Set exercise: Count the lines of the items below that contain the string "sign", treating uppercase and lowercase as different, and reply with only that number.

--*--

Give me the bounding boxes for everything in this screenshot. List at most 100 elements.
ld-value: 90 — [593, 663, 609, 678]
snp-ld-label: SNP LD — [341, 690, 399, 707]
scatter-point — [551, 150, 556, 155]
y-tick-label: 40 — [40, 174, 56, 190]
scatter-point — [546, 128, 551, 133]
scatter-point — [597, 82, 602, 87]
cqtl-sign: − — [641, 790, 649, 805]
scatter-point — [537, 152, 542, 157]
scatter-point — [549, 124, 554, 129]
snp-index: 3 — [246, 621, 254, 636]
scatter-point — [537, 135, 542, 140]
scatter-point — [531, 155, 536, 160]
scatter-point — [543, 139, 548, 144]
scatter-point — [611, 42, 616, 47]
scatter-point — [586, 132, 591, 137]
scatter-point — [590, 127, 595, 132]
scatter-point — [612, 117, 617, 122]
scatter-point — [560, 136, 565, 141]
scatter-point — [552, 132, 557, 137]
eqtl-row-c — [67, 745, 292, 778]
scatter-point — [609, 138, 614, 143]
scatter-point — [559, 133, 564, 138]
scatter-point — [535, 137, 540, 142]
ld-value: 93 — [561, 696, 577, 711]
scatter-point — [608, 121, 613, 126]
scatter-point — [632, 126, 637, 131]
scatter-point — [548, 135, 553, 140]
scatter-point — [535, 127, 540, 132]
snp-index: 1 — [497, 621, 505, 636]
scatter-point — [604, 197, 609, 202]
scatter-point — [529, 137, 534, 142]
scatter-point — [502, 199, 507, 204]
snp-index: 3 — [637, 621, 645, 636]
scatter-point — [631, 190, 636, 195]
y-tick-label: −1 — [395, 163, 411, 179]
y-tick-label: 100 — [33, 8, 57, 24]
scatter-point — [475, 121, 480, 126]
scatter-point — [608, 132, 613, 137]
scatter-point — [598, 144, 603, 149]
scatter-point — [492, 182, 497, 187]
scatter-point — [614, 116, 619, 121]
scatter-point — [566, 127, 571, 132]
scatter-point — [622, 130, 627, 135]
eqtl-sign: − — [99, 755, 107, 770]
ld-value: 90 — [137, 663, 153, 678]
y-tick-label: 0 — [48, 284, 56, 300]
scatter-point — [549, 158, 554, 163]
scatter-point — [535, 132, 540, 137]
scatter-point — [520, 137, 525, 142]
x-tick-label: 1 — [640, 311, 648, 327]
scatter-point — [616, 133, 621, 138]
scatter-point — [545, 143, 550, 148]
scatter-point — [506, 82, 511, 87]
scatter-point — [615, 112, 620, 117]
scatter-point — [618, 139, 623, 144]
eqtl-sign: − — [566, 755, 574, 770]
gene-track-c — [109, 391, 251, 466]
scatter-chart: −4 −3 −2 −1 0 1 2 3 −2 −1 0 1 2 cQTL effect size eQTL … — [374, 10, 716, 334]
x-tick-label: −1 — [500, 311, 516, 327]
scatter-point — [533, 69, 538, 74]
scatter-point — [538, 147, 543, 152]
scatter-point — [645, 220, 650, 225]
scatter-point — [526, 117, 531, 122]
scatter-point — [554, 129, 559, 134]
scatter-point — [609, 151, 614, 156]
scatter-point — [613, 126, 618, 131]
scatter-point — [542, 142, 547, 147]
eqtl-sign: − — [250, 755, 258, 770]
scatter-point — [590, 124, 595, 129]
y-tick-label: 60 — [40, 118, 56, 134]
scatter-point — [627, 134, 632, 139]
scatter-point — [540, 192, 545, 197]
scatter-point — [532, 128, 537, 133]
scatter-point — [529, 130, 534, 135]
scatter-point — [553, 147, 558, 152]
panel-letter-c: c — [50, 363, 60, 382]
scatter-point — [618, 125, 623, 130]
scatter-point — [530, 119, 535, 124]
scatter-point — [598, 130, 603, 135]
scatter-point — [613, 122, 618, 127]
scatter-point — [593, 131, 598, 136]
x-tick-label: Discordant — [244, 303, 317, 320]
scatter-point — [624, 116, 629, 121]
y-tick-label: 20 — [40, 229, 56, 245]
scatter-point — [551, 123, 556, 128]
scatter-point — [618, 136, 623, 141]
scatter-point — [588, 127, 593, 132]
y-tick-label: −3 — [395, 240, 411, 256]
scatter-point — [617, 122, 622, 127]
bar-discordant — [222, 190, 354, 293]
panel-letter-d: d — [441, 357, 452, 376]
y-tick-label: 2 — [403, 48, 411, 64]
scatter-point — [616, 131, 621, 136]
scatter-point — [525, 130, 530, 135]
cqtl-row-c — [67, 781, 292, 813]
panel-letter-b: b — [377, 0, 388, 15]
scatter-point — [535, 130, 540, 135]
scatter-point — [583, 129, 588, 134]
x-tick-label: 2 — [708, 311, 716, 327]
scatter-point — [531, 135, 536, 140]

--*--

Task answer: 4